Problem to work on – Select, from the data, each line where "myöntämät" occurs.

Information provided –
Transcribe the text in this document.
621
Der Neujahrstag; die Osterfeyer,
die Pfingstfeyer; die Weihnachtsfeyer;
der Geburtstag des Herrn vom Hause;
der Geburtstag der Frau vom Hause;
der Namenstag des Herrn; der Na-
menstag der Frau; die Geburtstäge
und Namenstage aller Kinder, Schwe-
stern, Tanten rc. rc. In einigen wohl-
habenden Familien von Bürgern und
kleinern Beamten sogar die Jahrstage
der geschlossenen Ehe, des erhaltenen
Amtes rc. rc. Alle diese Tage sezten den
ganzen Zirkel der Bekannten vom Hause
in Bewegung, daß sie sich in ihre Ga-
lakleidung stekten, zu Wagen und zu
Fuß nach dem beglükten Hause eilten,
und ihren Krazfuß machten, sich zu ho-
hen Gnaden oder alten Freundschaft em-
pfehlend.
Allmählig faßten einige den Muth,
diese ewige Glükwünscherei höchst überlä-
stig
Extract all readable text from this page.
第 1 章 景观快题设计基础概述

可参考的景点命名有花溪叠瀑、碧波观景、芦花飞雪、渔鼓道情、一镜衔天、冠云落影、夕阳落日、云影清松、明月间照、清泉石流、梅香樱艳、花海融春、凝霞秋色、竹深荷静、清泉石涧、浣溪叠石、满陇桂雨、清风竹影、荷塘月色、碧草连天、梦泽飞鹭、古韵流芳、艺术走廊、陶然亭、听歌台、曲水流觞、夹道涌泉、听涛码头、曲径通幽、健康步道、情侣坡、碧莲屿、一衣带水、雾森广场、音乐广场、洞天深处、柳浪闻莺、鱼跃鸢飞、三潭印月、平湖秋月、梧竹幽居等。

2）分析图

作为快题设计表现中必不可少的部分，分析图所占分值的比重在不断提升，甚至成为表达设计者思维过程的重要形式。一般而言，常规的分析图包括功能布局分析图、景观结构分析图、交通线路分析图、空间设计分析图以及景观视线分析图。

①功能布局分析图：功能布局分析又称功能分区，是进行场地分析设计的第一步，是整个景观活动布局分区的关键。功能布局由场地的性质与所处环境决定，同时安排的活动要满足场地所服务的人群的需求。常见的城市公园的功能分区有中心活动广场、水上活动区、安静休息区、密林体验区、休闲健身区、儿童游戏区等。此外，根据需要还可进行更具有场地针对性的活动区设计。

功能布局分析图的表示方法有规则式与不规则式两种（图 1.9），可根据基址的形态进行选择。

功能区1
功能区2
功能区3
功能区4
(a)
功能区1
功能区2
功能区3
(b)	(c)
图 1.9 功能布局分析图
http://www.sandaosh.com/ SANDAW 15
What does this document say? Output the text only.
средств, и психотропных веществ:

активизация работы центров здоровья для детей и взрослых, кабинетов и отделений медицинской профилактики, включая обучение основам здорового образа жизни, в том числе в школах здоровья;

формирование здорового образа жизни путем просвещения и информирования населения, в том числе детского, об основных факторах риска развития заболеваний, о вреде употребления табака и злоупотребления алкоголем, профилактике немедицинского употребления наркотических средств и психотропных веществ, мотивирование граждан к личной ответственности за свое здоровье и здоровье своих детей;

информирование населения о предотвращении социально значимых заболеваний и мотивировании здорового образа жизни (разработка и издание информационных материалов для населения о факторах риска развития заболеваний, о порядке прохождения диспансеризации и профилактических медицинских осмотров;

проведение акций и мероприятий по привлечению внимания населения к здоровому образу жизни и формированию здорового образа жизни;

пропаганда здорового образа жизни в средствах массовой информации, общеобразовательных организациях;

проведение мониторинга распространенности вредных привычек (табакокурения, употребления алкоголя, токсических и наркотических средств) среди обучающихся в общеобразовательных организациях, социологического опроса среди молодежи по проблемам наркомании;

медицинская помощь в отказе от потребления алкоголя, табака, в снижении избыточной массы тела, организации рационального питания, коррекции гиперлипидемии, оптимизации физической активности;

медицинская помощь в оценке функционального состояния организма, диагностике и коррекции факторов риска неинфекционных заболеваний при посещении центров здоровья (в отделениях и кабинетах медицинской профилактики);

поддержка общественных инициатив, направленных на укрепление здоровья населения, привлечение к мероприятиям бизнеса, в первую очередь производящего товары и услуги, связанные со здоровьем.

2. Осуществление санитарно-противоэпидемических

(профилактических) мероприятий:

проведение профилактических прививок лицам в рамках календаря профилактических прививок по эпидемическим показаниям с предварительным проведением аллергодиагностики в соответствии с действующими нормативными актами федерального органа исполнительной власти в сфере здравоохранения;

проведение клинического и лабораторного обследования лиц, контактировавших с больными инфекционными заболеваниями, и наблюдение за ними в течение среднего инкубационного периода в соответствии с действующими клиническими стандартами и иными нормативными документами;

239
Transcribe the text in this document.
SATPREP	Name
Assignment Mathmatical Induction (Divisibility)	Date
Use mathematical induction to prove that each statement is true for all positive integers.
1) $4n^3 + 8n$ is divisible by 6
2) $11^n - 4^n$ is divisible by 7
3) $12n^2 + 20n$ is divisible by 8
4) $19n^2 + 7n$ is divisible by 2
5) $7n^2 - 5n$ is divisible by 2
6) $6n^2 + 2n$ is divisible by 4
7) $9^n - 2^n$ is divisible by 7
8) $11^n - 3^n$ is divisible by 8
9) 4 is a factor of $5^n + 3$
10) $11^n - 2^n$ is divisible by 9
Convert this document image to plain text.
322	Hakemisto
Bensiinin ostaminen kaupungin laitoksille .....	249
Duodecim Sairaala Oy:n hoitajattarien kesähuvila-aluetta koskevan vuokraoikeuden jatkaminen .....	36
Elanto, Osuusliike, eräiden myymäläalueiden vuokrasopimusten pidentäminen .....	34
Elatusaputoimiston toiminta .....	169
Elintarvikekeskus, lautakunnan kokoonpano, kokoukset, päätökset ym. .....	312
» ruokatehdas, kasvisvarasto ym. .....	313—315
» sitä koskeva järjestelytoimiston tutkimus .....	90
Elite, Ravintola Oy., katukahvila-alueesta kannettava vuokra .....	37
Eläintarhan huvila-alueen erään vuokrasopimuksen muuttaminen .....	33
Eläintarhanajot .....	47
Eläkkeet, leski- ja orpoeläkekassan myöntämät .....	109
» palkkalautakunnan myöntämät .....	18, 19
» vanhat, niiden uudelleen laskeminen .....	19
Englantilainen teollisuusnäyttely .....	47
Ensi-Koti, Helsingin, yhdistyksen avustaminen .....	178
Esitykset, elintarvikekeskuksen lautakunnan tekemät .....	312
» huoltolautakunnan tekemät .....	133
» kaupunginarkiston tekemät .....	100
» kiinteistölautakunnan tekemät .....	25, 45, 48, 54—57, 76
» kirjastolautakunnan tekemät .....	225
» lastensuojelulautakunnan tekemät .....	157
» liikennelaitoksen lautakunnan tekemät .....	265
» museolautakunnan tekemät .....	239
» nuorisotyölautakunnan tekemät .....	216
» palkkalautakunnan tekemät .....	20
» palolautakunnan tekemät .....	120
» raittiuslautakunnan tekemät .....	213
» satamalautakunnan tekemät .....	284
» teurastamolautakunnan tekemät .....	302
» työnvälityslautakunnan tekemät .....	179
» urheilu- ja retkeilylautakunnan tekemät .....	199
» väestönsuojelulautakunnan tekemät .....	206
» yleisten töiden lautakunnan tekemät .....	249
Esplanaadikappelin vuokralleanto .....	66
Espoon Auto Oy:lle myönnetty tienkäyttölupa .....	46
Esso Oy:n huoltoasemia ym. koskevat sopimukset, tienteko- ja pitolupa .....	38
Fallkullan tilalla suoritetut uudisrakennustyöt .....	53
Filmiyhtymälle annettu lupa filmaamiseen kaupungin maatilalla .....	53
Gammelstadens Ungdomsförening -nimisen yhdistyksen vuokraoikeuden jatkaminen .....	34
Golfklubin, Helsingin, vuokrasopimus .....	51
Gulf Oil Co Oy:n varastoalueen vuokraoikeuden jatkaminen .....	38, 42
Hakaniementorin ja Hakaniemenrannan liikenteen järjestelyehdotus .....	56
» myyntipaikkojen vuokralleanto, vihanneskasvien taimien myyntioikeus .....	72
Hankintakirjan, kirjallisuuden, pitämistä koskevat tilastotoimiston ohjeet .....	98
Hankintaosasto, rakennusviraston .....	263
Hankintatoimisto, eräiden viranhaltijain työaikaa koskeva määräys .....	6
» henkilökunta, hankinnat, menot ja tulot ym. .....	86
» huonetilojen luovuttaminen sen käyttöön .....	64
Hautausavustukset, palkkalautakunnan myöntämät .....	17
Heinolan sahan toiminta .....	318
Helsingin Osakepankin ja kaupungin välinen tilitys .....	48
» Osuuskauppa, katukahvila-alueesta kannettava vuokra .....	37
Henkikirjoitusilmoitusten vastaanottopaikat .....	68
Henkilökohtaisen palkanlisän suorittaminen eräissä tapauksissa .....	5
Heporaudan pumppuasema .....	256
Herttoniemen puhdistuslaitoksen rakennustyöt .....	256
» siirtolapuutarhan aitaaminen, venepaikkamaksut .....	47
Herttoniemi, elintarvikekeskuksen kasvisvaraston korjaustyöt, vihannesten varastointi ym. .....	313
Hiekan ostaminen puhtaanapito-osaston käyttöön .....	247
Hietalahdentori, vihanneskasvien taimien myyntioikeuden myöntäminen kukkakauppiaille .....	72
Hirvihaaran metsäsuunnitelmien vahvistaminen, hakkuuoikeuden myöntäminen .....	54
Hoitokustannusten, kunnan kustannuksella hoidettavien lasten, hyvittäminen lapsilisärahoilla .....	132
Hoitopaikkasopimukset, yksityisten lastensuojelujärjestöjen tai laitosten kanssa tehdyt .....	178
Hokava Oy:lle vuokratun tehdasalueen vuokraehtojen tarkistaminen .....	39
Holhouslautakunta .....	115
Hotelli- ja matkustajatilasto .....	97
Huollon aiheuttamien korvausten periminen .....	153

Worked answer –
Eläkkeet, leski- ja orpoeläkekassan myöntämät .....	109
» palkkalautakunnan myöntämät .....	18, 19
Hautausavustukset, palkkalautakunnan myöntämät .....	17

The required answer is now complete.